No images are to be carried over; print all other material exactly as it stands.

>> begin The data

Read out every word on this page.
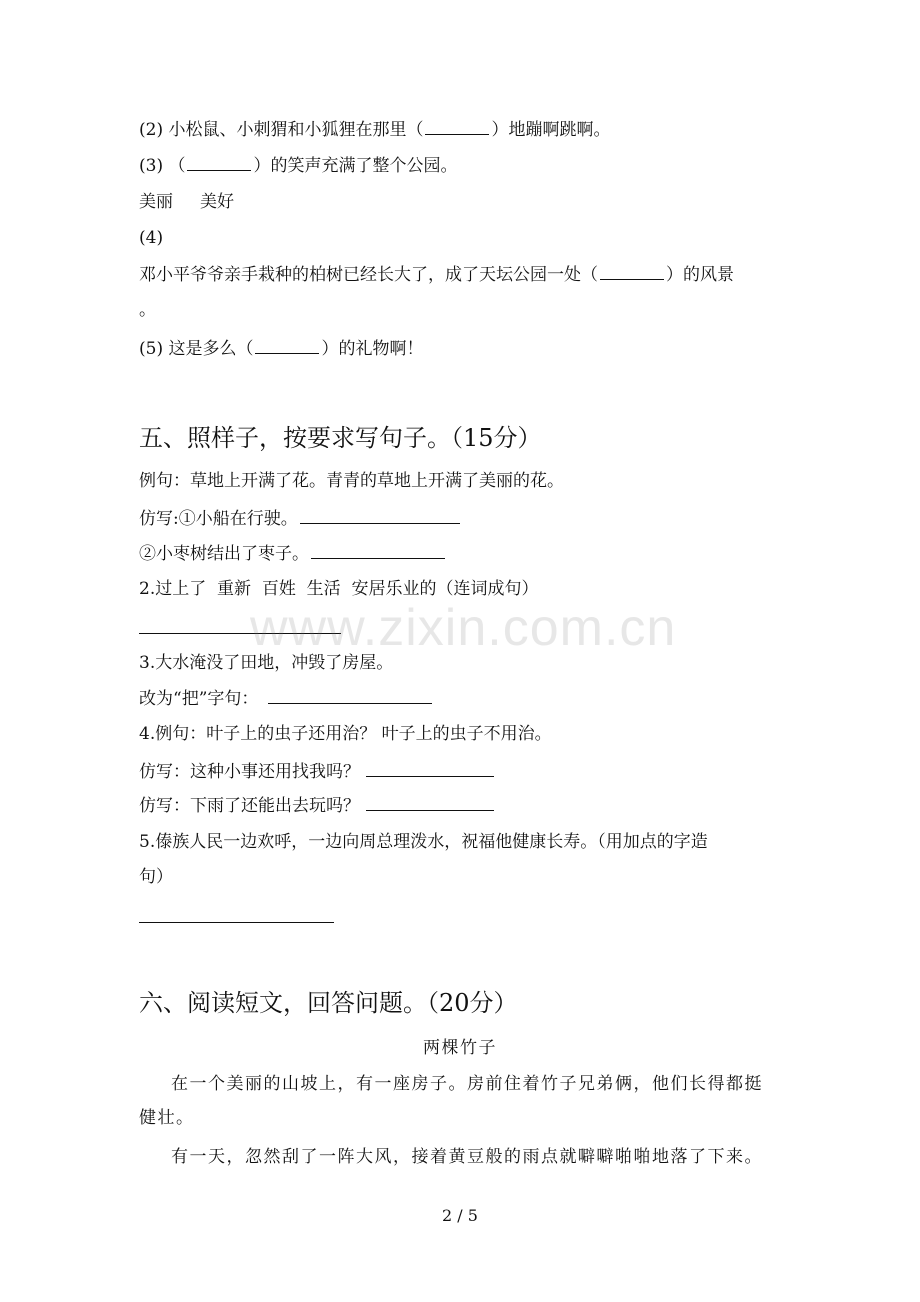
(2) 小松鼠、小刺猬和小狐狸在那里（	）地蹦啊跳啊。
(3) （	）的笑声充满了整个公园。
美丽     美好
(4)
邓小平爷爷亲手栽种的柏树已经长大了，成了天坛公园一处（	）的风景
。
(5) 这是多么（	）的礼物啊！
五、照样子，按要求写句子。（15分）
例句：草地上开满了花。青青的草地上开满了美丽的花。
仿写:①小船在行驶。
②小枣树结出了枣子。
2.过上了  重新  百姓  生活  安居乐业的（连词成句）
3.大水淹没了田地，冲毁了房屋。
改为“把”字句：
4.例句：叶子上的虫子还用治？ 叶子上的虫子不用治。
仿写：这种小事还用找我吗？
仿写：下雨了还能出去玩吗？
5.傣族人民一边欢呼，一边向周总理泼水，祝福他健康长寿。（用加点的字造
句）
六、阅读短文，回答问题。（20分）
两棵竹子
在一个美丽的山坡上，有一座房子。房前住着竹子兄弟俩，他们长得都挺
健壮。
有一天，忽然刮了一阵大风，接着黄豆般的雨点就噼噼啪啪地落了下来。
www.zixin.com.cn
2 / 5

>> end The data

» **Written reply**:
Read out every word on this page.
(2) 小松鼠、小刺猬和小狐狸在那里（	）地蹦啊跳啊。
(3) （	）的笑声充满了整个公园。
美丽     美好
(4)
邓小平爷爷亲手栽种的柏树已经长大了，成了天坛公园一处（	）的风景
。
(5) 这是多么（	）的礼物啊！
五、照样子，按要求写句子。（15分）
例句：草地上开满了花。青青的草地上开满了美丽的花。
仿写:①小船在行驶。
②小枣树结出了枣子。
2.过上了  重新  百姓  生活  安居乐业的（连词成句）
3.大水淹没了田地，冲毁了房屋。
改为“把”字句：
4.例句：叶子上的虫子还用治？ 叶子上的虫子不用治。
仿写：这种小事还用找我吗？
仿写：下雨了还能出去玩吗？
5.傣族人民一边欢呼，一边向周总理泼水，祝福他健康长寿。（用加点的字造
句）
六、阅读短文，回答问题。（20分）
两棵竹子
在一个美丽的山坡上，有一座房子。房前住着竹子兄弟俩，他们长得都挺
健壮。
有一天，忽然刮了一阵大风，接着黄豆般的雨点就噼噼啪啪地落了下来。
www.zixin.com.cn
2 / 5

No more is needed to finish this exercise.